'''

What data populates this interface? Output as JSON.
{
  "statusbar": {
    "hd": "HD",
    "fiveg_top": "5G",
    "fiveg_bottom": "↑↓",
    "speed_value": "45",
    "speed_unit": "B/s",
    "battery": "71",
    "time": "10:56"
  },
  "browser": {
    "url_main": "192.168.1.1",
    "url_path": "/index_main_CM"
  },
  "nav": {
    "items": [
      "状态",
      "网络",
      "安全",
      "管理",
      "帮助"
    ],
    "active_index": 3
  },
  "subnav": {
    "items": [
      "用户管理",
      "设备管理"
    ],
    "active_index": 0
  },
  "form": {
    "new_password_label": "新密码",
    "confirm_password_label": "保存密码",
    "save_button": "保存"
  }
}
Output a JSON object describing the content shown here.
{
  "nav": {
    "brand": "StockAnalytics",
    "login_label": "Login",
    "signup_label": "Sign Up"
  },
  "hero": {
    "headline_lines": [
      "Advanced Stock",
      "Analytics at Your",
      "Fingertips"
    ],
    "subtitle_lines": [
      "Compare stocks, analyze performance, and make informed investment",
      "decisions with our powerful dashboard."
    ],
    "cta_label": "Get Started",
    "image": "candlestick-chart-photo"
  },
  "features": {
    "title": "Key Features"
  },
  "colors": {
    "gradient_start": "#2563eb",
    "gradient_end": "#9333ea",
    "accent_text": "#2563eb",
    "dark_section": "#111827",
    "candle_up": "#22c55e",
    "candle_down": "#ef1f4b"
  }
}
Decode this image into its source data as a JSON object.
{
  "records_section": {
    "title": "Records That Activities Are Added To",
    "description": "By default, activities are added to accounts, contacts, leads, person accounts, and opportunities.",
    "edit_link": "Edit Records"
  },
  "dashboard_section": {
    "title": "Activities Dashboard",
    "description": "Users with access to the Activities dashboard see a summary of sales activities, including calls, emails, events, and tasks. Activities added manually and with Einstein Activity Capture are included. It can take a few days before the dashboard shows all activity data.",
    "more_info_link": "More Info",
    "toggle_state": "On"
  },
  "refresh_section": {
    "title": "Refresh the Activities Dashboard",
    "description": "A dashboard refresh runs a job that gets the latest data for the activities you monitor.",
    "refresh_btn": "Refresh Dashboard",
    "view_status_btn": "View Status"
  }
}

'''

_What the task asks_:
Each line above is to be repeated exactly.

_Output for this task_:
What data populates this interface? Output as JSON.
{
  "statusbar": {
    "hd": "HD",
    "fiveg_top": "5G",
    "fiveg_bottom": "↑↓",
    "speed_value": "45",
    "speed_unit": "B/s",
    "battery": "71",
    "time": "10:56"
  },
  "browser": {
    "url_main": "192.168.1.1",
    "url_path": "/index_main_CM"
  },
  "nav": {
    "items": [
      "状态",
      "网络",
      "安全",
      "管理",
      "帮助"
    ],
    "active_index": 3
  },
  "subnav": {
    "items": [
      "用户管理",
      "设备管理"
    ],
    "active_index": 0
  },
  "form": {
    "new_password_label": "新密码",
    "confirm_password_label": "保存密码",
    "save_button": "保存"
  }
}
Output a JSON object describing the content shown here.
{
  "nav": {
    "brand": "StockAnalytics",
    "login_label": "Login",
    "signup_label": "Sign Up"
  },
  "hero": {
    "headline_lines": [
      "Advanced Stock",
      "Analytics at Your",
      "Fingertips"
    ],
    "subtitle_lines": [
      "Compare stocks, analyze performance, and make informed investment",
      "decisions with our powerful dashboard."
    ],
    "cta_label": "Get Started",
    "image": "candlestick-chart-photo"
  },
  "features": {
    "title": "Key Features"
  },
  "colors": {
    "gradient_start": "#2563eb",
    "gradient_end": "#9333ea",
    "accent_text": "#2563eb",
    "dark_section": "#111827",
    "candle_up": "#22c55e",
    "candle_down": "#ef1f4b"
  }
}
Decode this image into its source data as a JSON object.
{
  "records_section": {
    "title": "Records That Activities Are Added To",
    "description": "By default, activities are added to accounts, contacts, leads, person accounts, and opportunities.",
    "edit_link": "Edit Records"
  },
  "dashboard_section": {
    "title": "Activities Dashboard",
    "description": "Users with access to the Activities dashboard see a summary of sales activities, including calls, emails, events, and tasks. Activities added manually and with Einstein Activity Capture are included. It can take a few days before the dashboard shows all activity data.",
    "more_info_link": "More Info",
    "toggle_state": "On"
  },
  "refresh_section": {
    "title": "Refresh the Activities Dashboard",
    "description": "A dashboard refresh runs a job that gets the latest data for the activities you monitor.",
    "refresh_btn": "Refresh Dashboard",
    "view_status_btn": "View Status"
  }
}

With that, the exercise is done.